GOAL: Write each record again exactly as it stands.

(Collected data)
────────────────

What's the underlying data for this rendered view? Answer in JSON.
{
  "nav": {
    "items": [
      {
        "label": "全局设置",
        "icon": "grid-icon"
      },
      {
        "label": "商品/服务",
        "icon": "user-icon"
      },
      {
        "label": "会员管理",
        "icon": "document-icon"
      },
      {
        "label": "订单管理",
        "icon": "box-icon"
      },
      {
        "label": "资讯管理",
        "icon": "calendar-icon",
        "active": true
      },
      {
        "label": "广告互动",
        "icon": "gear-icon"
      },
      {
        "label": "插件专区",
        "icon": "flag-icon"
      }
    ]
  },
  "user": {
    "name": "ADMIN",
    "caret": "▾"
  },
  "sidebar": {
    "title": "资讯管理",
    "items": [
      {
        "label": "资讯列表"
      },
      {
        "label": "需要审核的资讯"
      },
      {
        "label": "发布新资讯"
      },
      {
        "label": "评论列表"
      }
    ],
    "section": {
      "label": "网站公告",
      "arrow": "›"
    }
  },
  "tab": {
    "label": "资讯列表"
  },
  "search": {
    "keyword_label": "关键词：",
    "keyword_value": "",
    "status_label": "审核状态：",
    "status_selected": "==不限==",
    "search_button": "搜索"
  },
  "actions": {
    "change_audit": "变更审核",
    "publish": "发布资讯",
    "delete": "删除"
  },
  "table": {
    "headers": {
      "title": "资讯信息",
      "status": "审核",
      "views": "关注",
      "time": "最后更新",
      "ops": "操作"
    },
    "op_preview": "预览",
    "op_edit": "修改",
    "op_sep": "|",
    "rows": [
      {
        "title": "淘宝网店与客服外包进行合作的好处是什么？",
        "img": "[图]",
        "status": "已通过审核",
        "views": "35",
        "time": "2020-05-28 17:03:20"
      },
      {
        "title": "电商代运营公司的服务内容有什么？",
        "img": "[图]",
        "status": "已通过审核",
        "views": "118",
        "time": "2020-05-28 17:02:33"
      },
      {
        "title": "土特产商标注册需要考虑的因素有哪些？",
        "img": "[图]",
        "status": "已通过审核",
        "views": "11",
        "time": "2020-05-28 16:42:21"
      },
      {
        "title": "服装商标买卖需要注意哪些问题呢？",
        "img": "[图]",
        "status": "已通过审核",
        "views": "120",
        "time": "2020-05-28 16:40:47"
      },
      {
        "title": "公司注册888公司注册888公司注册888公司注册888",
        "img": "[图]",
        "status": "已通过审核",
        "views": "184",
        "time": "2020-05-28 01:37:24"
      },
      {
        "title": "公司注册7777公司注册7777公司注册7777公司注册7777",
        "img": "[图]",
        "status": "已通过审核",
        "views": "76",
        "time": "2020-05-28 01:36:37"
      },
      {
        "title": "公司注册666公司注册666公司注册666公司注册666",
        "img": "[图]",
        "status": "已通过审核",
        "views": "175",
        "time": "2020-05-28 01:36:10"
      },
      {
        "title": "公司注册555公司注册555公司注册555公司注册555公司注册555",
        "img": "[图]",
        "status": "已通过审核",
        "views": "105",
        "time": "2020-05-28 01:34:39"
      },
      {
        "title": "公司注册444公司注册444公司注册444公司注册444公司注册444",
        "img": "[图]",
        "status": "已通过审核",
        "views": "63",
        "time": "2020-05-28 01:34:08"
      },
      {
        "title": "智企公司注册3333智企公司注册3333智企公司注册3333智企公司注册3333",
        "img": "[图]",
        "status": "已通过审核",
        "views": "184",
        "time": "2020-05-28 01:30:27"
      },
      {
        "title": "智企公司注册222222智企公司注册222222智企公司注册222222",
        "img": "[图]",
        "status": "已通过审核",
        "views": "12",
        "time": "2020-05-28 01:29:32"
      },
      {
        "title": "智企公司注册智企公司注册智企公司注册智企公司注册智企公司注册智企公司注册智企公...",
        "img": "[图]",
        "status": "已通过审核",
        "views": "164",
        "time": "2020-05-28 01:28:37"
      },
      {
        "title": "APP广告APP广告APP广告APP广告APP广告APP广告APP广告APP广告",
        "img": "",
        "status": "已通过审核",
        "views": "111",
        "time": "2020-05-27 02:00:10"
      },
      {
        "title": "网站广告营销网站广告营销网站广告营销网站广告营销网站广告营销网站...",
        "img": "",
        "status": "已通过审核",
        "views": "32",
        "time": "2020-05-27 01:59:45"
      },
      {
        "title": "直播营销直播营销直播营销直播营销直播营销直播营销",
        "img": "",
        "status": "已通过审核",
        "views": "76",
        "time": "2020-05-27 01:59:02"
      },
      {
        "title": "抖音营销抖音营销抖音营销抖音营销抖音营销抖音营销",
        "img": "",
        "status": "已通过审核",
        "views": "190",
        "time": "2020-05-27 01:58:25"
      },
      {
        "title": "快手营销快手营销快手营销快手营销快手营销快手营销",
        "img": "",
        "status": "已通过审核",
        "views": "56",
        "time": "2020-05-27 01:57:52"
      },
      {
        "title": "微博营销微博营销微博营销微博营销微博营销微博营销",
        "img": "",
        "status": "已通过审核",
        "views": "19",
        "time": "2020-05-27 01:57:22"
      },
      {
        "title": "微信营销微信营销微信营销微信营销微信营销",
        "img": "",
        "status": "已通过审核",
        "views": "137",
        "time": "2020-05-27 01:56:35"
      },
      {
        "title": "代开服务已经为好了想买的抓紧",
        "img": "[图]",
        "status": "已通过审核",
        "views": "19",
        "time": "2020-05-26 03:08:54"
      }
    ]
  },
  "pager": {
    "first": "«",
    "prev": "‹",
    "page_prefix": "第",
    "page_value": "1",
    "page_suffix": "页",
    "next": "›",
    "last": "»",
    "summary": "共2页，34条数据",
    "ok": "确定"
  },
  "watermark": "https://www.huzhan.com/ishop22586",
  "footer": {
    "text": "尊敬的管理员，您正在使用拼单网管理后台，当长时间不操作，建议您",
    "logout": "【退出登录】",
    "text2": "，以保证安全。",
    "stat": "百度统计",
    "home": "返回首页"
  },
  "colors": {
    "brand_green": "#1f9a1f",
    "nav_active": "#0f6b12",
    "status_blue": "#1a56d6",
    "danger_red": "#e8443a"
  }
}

────────────────

WORKED ANSWER:
What's the underlying data for this rendered view? Answer in JSON.
{
  "nav": {
    "items": [
      {
        "label": "全局设置",
        "icon": "grid-icon"
      },
      {
        "label": "商品/服务",
        "icon": "user-icon"
      },
      {
        "label": "会员管理",
        "icon": "document-icon"
      },
      {
        "label": "订单管理",
        "icon": "box-icon"
      },
      {
        "label": "资讯管理",
        "icon": "calendar-icon",
        "active": true
      },
      {
        "label": "广告互动",
        "icon": "gear-icon"
      },
      {
        "label": "插件专区",
        "icon": "flag-icon"
      }
    ]
  },
  "user": {
    "name": "ADMIN",
    "caret": "▾"
  },
  "sidebar": {
    "title": "资讯管理",
    "items": [
      {
        "label": "资讯列表"
      },
      {
        "label": "需要审核的资讯"
      },
      {
        "label": "发布新资讯"
      },
      {
        "label": "评论列表"
      }
    ],
    "section": {
      "label": "网站公告",
      "arrow": "›"
    }
  },
  "tab": {
    "label": "资讯列表"
  },
  "search": {
    "keyword_label": "关键词：",
    "keyword_value": "",
    "status_label": "审核状态：",
    "status_selected": "==不限==",
    "search_button": "搜索"
  },
  "actions": {
    "change_audit": "变更审核",
    "publish": "发布资讯",
    "delete": "删除"
  },
  "table": {
    "headers": {
      "title": "资讯信息",
      "status": "审核",
      "views": "关注",
      "time": "最后更新",
      "ops": "操作"
    },
    "op_preview": "预览",
    "op_edit": "修改",
    "op_sep": "|",
    "rows": [
      {
        "title": "淘宝网店与客服外包进行合作的好处是什么？",
        "img": "[图]",
        "status": "已通过审核",
        "views": "35",
        "time": "2020-05-28 17:03:20"
      },
      {
        "title": "电商代运营公司的服务内容有什么？",
        "img": "[图]",
        "status": "已通过审核",
        "views": "118",
        "time": "2020-05-28 17:02:33"
      },
      {
        "title": "土特产商标注册需要考虑的因素有哪些？",
        "img": "[图]",
        "status": "已通过审核",
        "views": "11",
        "time": "2020-05-28 16:42:21"
      },
      {
        "title": "服装商标买卖需要注意哪些问题呢？",
        "img": "[图]",
        "status": "已通过审核",
        "views": "120",
        "time": "2020-05-28 16:40:47"
      },
      {
        "title": "公司注册888公司注册888公司注册888公司注册888",
        "img": "[图]",
        "status": "已通过审核",
        "views": "184",
        "time": "2020-05-28 01:37:24"
      },
      {
        "title": "公司注册7777公司注册7777公司注册7777公司注册7777",
        "img": "[图]",
        "status": "已通过审核",
        "views": "76",
        "time": "2020-05-28 01:36:37"
      },
      {
        "title": "公司注册666公司注册666公司注册666公司注册666",
        "img": "[图]",
        "status": "已通过审核",
        "views": "175",
        "time": "2020-05-28 01:36:10"
      },
      {
        "title": "公司注册555公司注册555公司注册555公司注册555公司注册555",
        "img": "[图]",
        "status": "已通过审核",
        "views": "105",
        "time": "2020-05-28 01:34:39"
      },
      {
        "title": "公司注册444公司注册444公司注册444公司注册444公司注册444",
        "img": "[图]",
        "status": "已通过审核",
        "views": "63",
        "time": "2020-05-28 01:34:08"
      },
      {
        "title": "智企公司注册3333智企公司注册3333智企公司注册3333智企公司注册3333",
        "img": "[图]",
        "status": "已通过审核",
        "views": "184",
        "time": "2020-05-28 01:30:27"
      },
      {
        "title": "智企公司注册222222智企公司注册222222智企公司注册222222",
        "img": "[图]",
        "status": "已通过审核",
        "views": "12",
        "time": "2020-05-28 01:29:32"
      },
      {
        "title": "智企公司注册智企公司注册智企公司注册智企公司注册智企公司注册智企公司注册智企公...",
        "img": "[图]",
        "status": "已通过审核",
        "views": "164",
        "time": "2020-05-28 01:28:37"
      },
      {
        "title": "APP广告APP广告APP广告APP广告APP广告APP广告APP广告APP广告",
        "img": "",
        "status": "已通过审核",
        "views": "111",
        "time": "2020-05-27 02:00:10"
      },
      {
        "title": "网站广告营销网站广告营销网站广告营销网站广告营销网站广告营销网站...",
        "img": "",
        "status": "已通过审核",
        "views": "32",
        "time": "2020-05-27 01:59:45"
      },
      {
        "title": "直播营销直播营销直播营销直播营销直播营销直播营销",
        "img": "",
        "status": "已通过审核",
        "views": "76",
        "time": "2020-05-27 01:59:02"
      },
      {
        "title": "抖音营销抖音营销抖音营销抖音营销抖音营销抖音营销",
        "img": "",
        "status": "已通过审核",
        "views": "190",
        "time": "2020-05-27 01:58:25"
      },
      {
        "title": "快手营销快手营销快手营销快手营销快手营销快手营销",
        "img": "",
        "status": "已通过审核",
        "views": "56",
        "time": "2020-05-27 01:57:52"
      },
      {
        "title": "微博营销微博营销微博营销微博营销微博营销微博营销",
        "img": "",
        "status": "已通过审核",
        "views": "19",
        "time": "2020-05-27 01:57:22"
      },
      {
        "title": "微信营销微信营销微信营销微信营销微信营销",
        "img": "",
        "status": "已通过审核",
        "views": "137",
        "time": "2020-05-27 01:56:35"
      },
      {
        "title": "代开服务已经为好了想买的抓紧",
        "img": "[图]",
        "status": "已通过审核",
        "views": "19",
        "time": "2020-05-26 03:08:54"
      }
    ]
  },
  "pager": {
    "first": "«",
    "prev": "‹",
    "page_prefix": "第",
    "page_value": "1",
    "page_suffix": "页",
    "next": "›",
    "last": "»",
    "summary": "共2页，34条数据",
    "ok": "确定"
  },
  "watermark": "https://www.huzhan.com/ishop22586",
  "footer": {
    "text": "尊敬的管理员，您正在使用拼单网管理后台，当长时间不操作，建议您",
    "logout": "【退出登录】",
    "text2": "，以保证安全。",
    "stat": "百度统计",
    "home": "返回首页"
  },
  "colors": {
    "brand_green": "#1f9a1f",
    "nav_active": "#0f6b12",
    "status_blue": "#1a56d6",
    "danger_red": "#e8443a"
  }
}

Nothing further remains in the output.